======== Extracted material ========

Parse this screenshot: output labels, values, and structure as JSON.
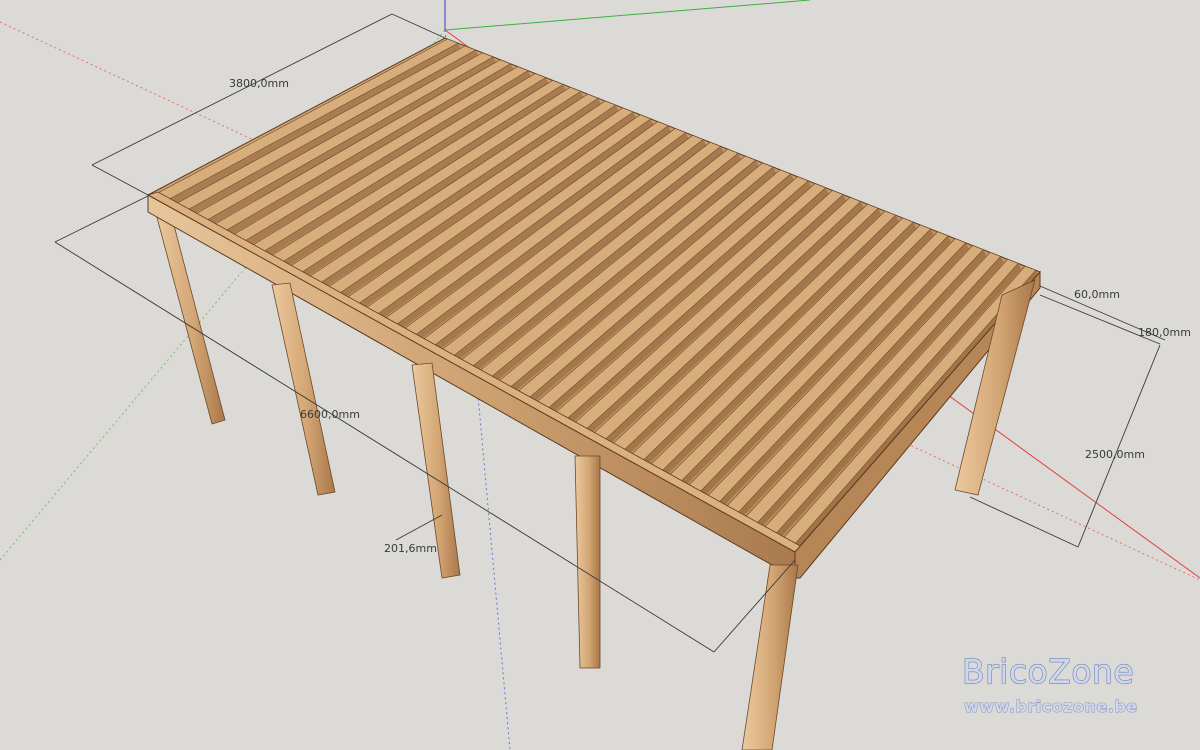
{
  "dimensions": {
    "width_top": "3800,0mm",
    "length": "6600,0mm",
    "joist_width": "60,0mm",
    "joist_height": "180,0mm",
    "post_height": "2500,0mm",
    "post_spacing": "201,6mm"
  },
  "watermark": {
    "brand": "BricoZone",
    "url": "www.bricozone.be"
  },
  "colors": {
    "background": "#dcdad6",
    "wood": "#c89a6a",
    "wood_dark": "#9b6f45",
    "axis_red": "#e04040",
    "axis_green": "#3cb040",
    "axis_blue": "#3a3ad0"
  }
}
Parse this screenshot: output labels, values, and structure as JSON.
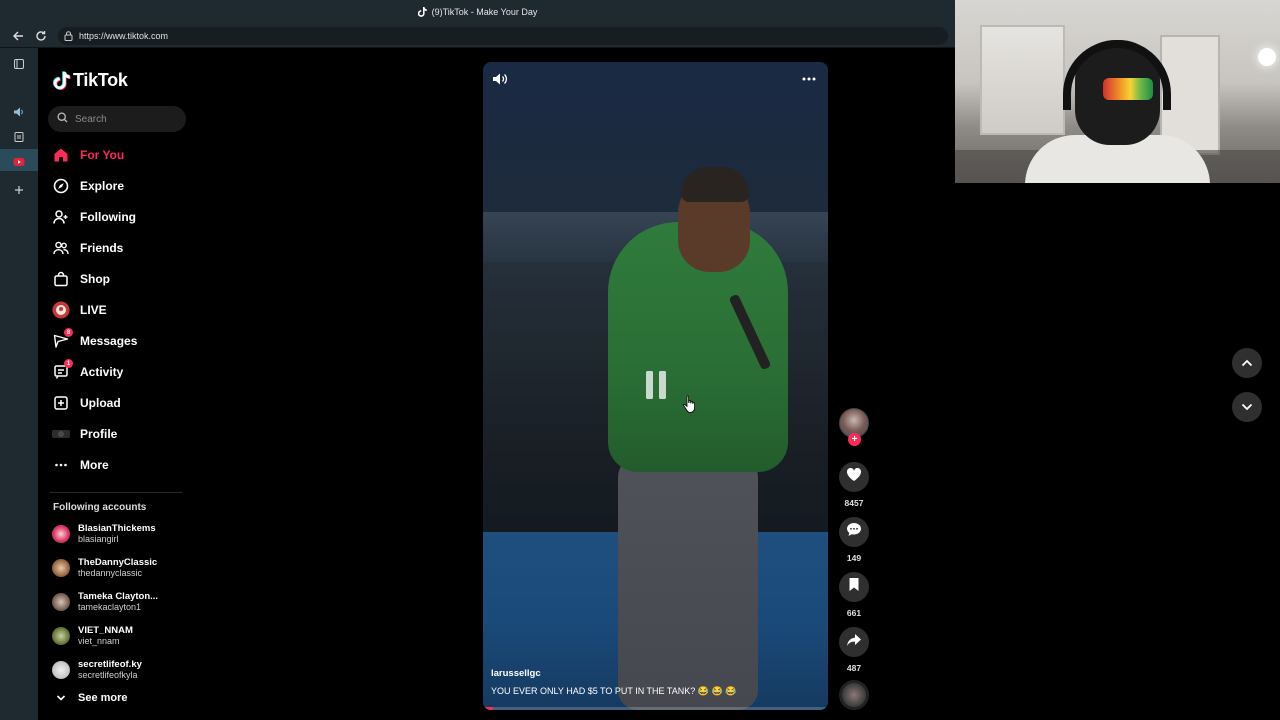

========

#### [What is expected]
Print each entry shown above with exact wording and no pictures.

#### [The reply]
Parse this screenshot: output labels, values, and structure as JSON.
{
  "dimensions": {
    "width_top": "3800,0mm",
    "length": "6600,0mm",
    "joist_width": "60,0mm",
    "joist_height": "180,0mm",
    "post_height": "2500,0mm",
    "post_spacing": "201,6mm"
  },
  "watermark": {
    "brand": "BricoZone",
    "url": "www.bricozone.be"
  },
  "colors": {
    "background": "#dcdad6",
    "wood": "#c89a6a",
    "wood_dark": "#9b6f45",
    "axis_red": "#e04040",
    "axis_green": "#3cb040",
    "axis_blue": "#3a3ad0"
  }
}
Parse this screenshot: output labels, values, and structure as JSON.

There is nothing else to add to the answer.